== DATA FOR PROCESSING ==
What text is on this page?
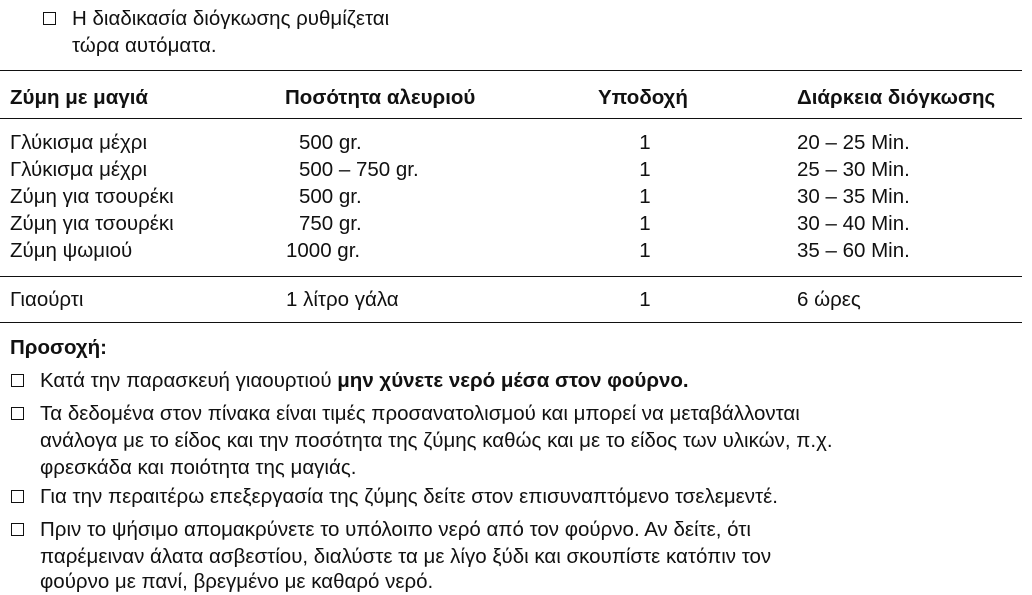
Η διαδικασία διόγκωσης ρυθμίζεται
τώρα αυτόματα.
Ζύμη με μαγιά	Ποσότητα αλευριού	Υποδοχή	Διάρκεια διόγκωσης
Γλύκισμα μέχρι	500 gr.	1	20 – 25 Min.
Γλύκισμα μέχρι	500 – 750 gr.	1	25 – 30 Min.
Ζύμη για τσουρέκι	500 gr.	1	30 – 35 Min.
Ζύμη για τσουρέκι	750 gr.	1	30 – 40 Min.
Ζύμη ψωμιού	1000 gr.	1	35 – 60 Min.
Γιαούρτι	1 λίτρο γάλα	1	6 ώρες
Προσοχή:
Κατά την παρασκευή γιαουρτιού μην χύνετε νερό μέσα στον φούρνο.
Τα δεδομένα στον πίνακα είναι τιμές προσανατολισμού και μπορεί να μεταβάλλονται
ανάλογα με το είδος και την ποσότητα της ζύμης καθώς και με το είδος των υλικών, π.χ.
φρεσκάδα και ποιότητα της μαγιάς.
Για την περαιτέρω επεξεργασία της ζύμης δείτε στον επισυναπτόμενο τσελεμεντέ.
Πριν το ψήσιμο απομακρύνετε το υπόλοιπο νερό από τον φούρνο. Αν δείτε, ότι
παρέμειναν άλατα ασβεστίου, διαλύστε τα με λίγο ξύδι και σκουπίστε κατόπιν τον
φούρνο με πανί, βρεγμένο με καθαρό νερό.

== TASK REQUIREMENTS ==
Filter for "νερό". Return all lines that hold it.

== WRITTEN REPLY ==
Κατά την παρασκευή γιαουρτιού μην χύνετε νερό μέσα στον φούρνο.
Πριν το ψήσιμο απομακρύνετε το υπόλοιπο νερό από τον φούρνο. Αν δείτε, ότι
φούρνο με πανί, βρεγμένο με καθαρό νερό.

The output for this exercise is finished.